● WHAT TO PRODUCE:
Select every line containing the word "icon" from the material, and copy those lines.

==== STORED ROWS ====

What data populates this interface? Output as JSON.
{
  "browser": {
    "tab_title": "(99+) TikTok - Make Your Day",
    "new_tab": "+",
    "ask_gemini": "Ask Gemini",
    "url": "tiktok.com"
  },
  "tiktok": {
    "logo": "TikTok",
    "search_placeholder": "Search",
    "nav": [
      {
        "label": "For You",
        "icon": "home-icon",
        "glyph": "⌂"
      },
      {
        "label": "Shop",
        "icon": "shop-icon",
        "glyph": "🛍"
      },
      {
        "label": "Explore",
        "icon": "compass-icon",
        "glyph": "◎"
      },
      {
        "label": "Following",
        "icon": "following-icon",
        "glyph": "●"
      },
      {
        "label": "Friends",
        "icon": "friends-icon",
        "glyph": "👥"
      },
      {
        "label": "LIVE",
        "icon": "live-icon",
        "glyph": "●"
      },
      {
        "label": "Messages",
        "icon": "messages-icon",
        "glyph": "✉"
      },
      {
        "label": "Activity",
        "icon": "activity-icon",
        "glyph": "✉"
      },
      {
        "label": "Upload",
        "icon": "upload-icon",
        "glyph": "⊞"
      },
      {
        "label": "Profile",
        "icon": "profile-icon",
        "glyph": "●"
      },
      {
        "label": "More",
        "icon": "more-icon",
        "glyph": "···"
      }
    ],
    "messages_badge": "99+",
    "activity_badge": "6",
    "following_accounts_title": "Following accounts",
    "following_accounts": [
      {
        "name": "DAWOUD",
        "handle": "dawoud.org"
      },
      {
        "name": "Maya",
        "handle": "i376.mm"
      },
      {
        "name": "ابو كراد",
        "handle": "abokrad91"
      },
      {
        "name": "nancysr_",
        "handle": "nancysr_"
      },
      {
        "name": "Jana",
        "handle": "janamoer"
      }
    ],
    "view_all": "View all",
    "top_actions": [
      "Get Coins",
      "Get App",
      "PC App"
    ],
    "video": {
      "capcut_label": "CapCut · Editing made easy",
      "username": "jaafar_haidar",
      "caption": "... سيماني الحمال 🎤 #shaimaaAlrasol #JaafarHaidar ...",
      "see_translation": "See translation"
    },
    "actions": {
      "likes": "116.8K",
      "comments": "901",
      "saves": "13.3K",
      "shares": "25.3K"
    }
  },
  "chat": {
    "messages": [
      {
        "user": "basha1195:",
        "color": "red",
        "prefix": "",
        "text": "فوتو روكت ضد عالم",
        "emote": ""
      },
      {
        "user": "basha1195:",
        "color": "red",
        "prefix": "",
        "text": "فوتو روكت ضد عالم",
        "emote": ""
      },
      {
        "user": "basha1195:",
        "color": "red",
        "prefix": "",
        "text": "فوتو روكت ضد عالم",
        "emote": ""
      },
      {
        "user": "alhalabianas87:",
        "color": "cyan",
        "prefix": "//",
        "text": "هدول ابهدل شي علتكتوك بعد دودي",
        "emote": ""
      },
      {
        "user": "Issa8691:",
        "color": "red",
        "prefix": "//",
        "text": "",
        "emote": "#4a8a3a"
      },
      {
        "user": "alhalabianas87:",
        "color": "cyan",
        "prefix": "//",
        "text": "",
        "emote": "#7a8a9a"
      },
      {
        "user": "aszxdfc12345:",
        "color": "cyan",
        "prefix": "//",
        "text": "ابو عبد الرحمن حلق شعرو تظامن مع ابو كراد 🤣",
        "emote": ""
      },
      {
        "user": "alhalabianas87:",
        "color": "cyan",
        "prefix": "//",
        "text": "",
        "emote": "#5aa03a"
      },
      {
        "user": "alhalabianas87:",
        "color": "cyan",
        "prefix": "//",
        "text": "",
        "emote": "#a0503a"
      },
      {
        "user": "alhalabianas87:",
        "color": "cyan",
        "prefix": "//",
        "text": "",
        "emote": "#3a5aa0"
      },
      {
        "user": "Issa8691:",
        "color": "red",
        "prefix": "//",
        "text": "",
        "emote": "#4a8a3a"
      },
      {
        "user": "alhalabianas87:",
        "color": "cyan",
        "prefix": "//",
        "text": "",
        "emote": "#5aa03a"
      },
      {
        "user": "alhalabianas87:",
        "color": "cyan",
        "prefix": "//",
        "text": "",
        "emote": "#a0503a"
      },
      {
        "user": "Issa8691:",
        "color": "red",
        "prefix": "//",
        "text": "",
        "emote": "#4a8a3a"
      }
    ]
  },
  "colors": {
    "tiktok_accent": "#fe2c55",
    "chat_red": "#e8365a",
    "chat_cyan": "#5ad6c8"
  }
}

====

● EXERCISE ANSWER:
        "icon": "home-icon",
        "icon": "shop-icon",
        "icon": "compass-icon",
        "icon": "following-icon",
        "icon": "friends-icon",
        "icon": "live-icon",
        "icon": "messages-icon",
        "icon": "activity-icon",
        "icon": "upload-icon",
        "icon": "profile-icon",
        "icon": "more-icon",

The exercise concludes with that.